* What you should do
Output each line of the rows below as one string in a JSON list, skipping blank lines and leaving the pictures out.

* Input
>>

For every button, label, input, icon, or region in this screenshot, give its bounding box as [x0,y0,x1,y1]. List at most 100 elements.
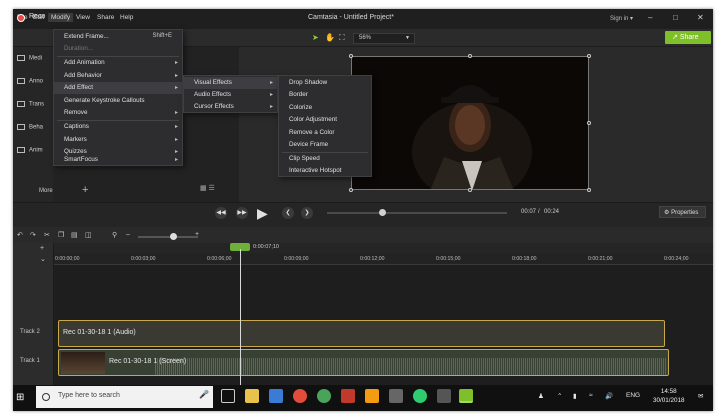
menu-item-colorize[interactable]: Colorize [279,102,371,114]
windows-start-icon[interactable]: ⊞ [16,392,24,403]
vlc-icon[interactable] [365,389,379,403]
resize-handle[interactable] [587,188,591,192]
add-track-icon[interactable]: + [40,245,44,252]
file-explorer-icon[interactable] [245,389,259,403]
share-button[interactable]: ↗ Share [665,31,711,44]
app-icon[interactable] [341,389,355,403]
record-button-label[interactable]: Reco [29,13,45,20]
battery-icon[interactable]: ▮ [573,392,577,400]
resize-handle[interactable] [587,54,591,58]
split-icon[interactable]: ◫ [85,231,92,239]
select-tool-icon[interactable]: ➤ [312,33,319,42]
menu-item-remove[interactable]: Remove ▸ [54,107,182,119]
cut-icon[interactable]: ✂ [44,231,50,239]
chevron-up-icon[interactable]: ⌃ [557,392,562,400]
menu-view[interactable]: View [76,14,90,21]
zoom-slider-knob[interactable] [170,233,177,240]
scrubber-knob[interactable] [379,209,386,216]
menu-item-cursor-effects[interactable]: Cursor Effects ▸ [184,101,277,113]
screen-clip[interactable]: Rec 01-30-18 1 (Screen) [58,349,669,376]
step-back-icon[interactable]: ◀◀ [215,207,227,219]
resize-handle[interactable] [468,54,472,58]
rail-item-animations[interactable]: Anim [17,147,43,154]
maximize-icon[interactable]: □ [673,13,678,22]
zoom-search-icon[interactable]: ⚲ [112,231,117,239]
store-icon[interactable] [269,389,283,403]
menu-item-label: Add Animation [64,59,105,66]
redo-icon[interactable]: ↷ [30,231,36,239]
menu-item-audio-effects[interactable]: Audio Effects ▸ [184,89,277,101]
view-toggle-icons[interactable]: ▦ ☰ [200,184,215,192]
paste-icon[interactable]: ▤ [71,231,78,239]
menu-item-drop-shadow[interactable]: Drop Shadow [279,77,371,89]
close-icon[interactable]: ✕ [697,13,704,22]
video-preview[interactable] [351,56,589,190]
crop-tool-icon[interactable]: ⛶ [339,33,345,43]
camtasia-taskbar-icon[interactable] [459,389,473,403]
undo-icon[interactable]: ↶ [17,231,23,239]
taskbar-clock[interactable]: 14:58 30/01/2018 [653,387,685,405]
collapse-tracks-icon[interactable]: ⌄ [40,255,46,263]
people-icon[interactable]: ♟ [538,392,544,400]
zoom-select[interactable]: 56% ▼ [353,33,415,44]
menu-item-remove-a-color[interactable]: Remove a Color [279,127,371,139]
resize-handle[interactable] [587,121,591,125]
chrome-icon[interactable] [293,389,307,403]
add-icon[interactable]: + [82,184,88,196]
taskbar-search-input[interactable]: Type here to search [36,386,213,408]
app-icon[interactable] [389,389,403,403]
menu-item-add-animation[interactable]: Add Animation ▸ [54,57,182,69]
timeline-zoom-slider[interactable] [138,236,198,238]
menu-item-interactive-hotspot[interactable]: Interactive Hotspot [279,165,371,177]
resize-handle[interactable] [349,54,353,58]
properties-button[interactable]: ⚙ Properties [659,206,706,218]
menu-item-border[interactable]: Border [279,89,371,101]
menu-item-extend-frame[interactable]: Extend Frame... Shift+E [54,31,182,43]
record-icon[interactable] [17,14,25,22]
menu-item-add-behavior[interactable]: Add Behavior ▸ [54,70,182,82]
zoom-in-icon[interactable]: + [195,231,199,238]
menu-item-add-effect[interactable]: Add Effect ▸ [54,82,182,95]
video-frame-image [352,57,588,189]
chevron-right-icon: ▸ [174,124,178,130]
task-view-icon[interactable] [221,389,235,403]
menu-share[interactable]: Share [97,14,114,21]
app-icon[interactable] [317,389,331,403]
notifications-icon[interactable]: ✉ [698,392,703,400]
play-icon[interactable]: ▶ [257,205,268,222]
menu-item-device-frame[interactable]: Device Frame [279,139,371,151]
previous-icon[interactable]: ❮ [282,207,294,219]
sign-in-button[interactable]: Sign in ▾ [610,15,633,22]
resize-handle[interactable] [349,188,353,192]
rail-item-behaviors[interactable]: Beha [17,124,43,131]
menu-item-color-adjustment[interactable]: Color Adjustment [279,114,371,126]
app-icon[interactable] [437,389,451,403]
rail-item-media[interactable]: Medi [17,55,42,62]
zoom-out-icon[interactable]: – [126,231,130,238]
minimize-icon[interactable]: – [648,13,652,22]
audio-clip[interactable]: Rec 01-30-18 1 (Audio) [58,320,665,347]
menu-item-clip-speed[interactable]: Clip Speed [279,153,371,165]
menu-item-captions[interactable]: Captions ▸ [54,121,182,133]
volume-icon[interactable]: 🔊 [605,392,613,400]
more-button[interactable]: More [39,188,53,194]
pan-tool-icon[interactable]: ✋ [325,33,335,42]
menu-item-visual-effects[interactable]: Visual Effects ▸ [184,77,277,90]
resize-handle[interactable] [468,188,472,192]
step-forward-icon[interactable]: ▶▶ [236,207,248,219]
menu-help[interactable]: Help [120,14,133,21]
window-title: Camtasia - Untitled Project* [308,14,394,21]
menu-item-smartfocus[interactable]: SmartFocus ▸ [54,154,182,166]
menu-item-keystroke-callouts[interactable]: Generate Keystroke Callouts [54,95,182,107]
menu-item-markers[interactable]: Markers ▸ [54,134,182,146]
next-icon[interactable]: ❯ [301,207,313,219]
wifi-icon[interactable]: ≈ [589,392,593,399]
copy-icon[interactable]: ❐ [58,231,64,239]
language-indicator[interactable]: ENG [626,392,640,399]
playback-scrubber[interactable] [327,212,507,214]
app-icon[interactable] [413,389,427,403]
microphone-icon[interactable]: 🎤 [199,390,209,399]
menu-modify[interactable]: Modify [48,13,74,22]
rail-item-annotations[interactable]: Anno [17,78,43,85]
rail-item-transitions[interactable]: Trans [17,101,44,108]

<<

* Result for this exercise
[
  "For every button, label, input, icon, or region in this screenshot, give its bounding box as [x0,y0,x1,y1]. List at most 100 elements.",
  "menu-item-colorize[interactable]: Colorize [279,102,371,114]",
  "windows-start-icon[interactable]: ⊞ [16,392,24,403]",
  "vlc-icon[interactable] [365,389,379,403]",
  "resize-handle[interactable] [587,188,591,192]",
  "add-track-icon[interactable]: + [40,245,44,252]",
  "file-explorer-icon[interactable] [245,389,259,403]",
  "share-button[interactable]: ↗ Share [665,31,711,44]",
  "app-icon[interactable] [341,389,355,403]",
  "record-button-label[interactable]: Reco [29,13,45,20]",
  "battery-icon[interactable]: ▮ [573,392,577,400]",
  "resize-handle[interactable] [587,54,591,58]",
  "split-icon[interactable]: ◫ [85,231,92,239]",
  "select-tool-icon[interactable]: ➤ [312,33,319,42]",
  "menu-item-remove[interactable]: Remove ▸ [54,107,182,119]",
  "cut-icon[interactable]: ✂ [44,231,50,239]",
  "chevron-up-icon[interactable]: ⌃ [557,392,562,400]",
  "menu-view[interactable]: View [76,14,90,21]",
  "zoom-slider-knob[interactable] [170,233,177,240]",
  "scrubber-knob[interactable] [379,209,386,216]",
  "menu-item-cursor-effects[interactable]: Cursor Effects ▸ [184,101,277,113]",
  "screen-clip[interactable]: Rec 01-30-18 1 (Screen) [58,349,669,376]",
  "step-back-icon[interactable]: ◀◀ [215,207,227,219]",
  "resize-handle[interactable] [468,54,472,58]",
  "rail-item-animations[interactable]: Anim [17,147,43,154]",
  "maximize-icon[interactable]: □ [673,13,678,22]",
  "zoom-search-icon[interactable]: ⚲ [112,231,117,239]",
  "store-icon[interactable] [269,389,283,403]",
  "menu-item-label: Add Animation [64,59,105,66]",
  "redo-icon[interactable]: ↷ [30,231,36,239]",
  "menu-item-audio-effects[interactable]: Audio Effects ▸ [184,89,277,101]",
  "view-toggle-icons[interactable]: ▦ ☰ [200,184,215,192]",
  "paste-icon[interactable]: ▤ [71,231,78,239]",
  "menu-item-drop-shadow[interactable]: Drop Shadow [279,77,371,89]",
  "close-icon[interactable]: ✕ [697,13,704,22]",
  "video-preview[interactable] [351,56,589,190]",
  "crop-tool-icon[interactable]: ⛶ [339,33,345,43]",
  "camtasia-taskbar-icon[interactable] [459,389,473,403]",
  "undo-icon[interactable]: ↶ [17,231,23,239]",
  "taskbar-clock[interactable]: 14:58 30/01/2018 [653,387,685,405]",
  "collapse-tracks-icon[interactable]: ⌄ [40,255,46,263]",
  "people-icon[interactable]: ♟ [538,392,544,400]",
  "zoom-select[interactable]: 56% ▼ [353,33,415,44]",
  "menu-item-remove-a-color[interactable]: Remove a Color [279,127,371,139]",
  "resize-handle[interactable] [587,121,591,125]",
  "chrome-icon[interactable] [293,389,307,403]",
  "add-icon[interactable]: + [82,184,88,196]",
  "taskbar-search-input[interactable]: Type here to search [36,386,213,408]",
  "app-icon[interactable] [389,389,403,403]",
  "menu-item-add-animation[interactable]: Add Animation ▸ [54,57,182,69]",
  "timeline-zoom-slider[interactable] [138,236,198,238]",
  "menu-item-interactive-hotspot[interactable]: Interactive Hotspot [279,165,371,177]",
  "resize-handle[interactable] [349,54,353,58]",
  "properties-button[interactable]: ⚙ Properties [659,206,706,218]",
  "menu-item-border[interactable]: Border [279,89,371,101]",
  "menu-item-extend-frame[interactable]: Extend Frame... Shift+E [54,31,182,43]",
  "record-icon[interactable] [17,14,25,22]",
  "menu-item-add-behavior[interactable]: Add Behavior ▸ [54,70,182,82]",
  "zoom-in-icon[interactable]: + [195,231,199,238]",
  "menu-item-add-effect[interactable]: Add Effect ▸ [54,82,182,95]",
  "video-frame-image [352,57,588,189]",
  "chevron-right-icon: ▸ [174,124,178,130]",
  "task-view-icon[interactable] [221,389,235,403]",
  "menu-share[interactable]: Share [97,14,114,21]",
  "app-icon[interactable] [317,389,331,403]",
  "notifications-icon[interactable]: ✉ [698,392,703,400]",
  "play-icon[interactable]: ▶ [257,205,268,222]",
  "menu-item-device-frame[interactable]: Device Frame [279,139,371,151]",
  "previous-icon[interactable]: ❮ [282,207,294,219]",
  "sign-in-button[interactable]: Sign in ▾ [610,15,633,22]",
  "resize-handle[interactable] [349,188,353,192]",
  "rail-item-behaviors[interactable]: Beha [17,124,43,131]",
  "menu-item-color-adjustment[interactable]: Color Adjustment [279,114,371,126]",
  "app-icon[interactable] [437,389,451,403]",
  "rail-item-media[interactable]: Medi [17,55,42,62]",
  "zoom-out-icon[interactable]: – [126,231,130,238]",
  "minimize-icon[interactable]: – [648,13,652,22]",
  "audio-clip[interactable]: Rec 01-30-18 1 (Audio) [58,320,665,347]",
  "menu-item-clip-speed[interactable]: Clip Speed [279,153,371,165]",
  "menu-item-captions[interactable]: Captions ▸ [54,121,182,133]",
  "volume-icon[interactable]: 🔊 [605,392,613,400]",
  "more-button[interactable]: More [39,188,53,194]",
  "pan-tool-icon[interactable]: ✋ [325,33,335,42]",
  "menu-item-visual-effects[interactable]: Visual Effects ▸ [184,77,277,90]",
  "resize-handle[interactable] [468,188,472,192]",
  "step-forward-icon[interactable]: ▶▶ [236,207,248,219]",
  "menu-help[interactable]: Help [120,14,133,21]",
  "window-title: Camtasia - Untitled Project* [308,14,394,21]",
  "menu-item-smartfocus[interactable]: SmartFocus ▸ [54,154,182,166]",
  "menu-item-keystroke-callouts[interactable]: Generate Keystroke Callouts [54,95,182,107]",
  "menu-item-markers[interactable]: Markers ▸ [54,134,182,146]",
  "next-icon[interactable]: ❯ [301,207,313,219]",
  "wifi-icon[interactable]: ≈ [589,392,593,399]",
  "copy-icon[interactable]: ❐ [58,231,64,239]",
  "language-indicator[interactable]: ENG [626,392,640,399]",
  "playback-scrubber[interactable] [327,212,507,214]",
  "app-icon[interactable] [413,389,427,403]",
  "microphone-icon[interactable]: 🎤 [199,390,209,399]",
  "menu-modify[interactable]: Modify [48,13,74,22]",
  "rail-item-annotations[interactable]: Anno [17,78,43,85]",
  "rail-item-transitions[interactable]: Trans [17,101,44,108]"
]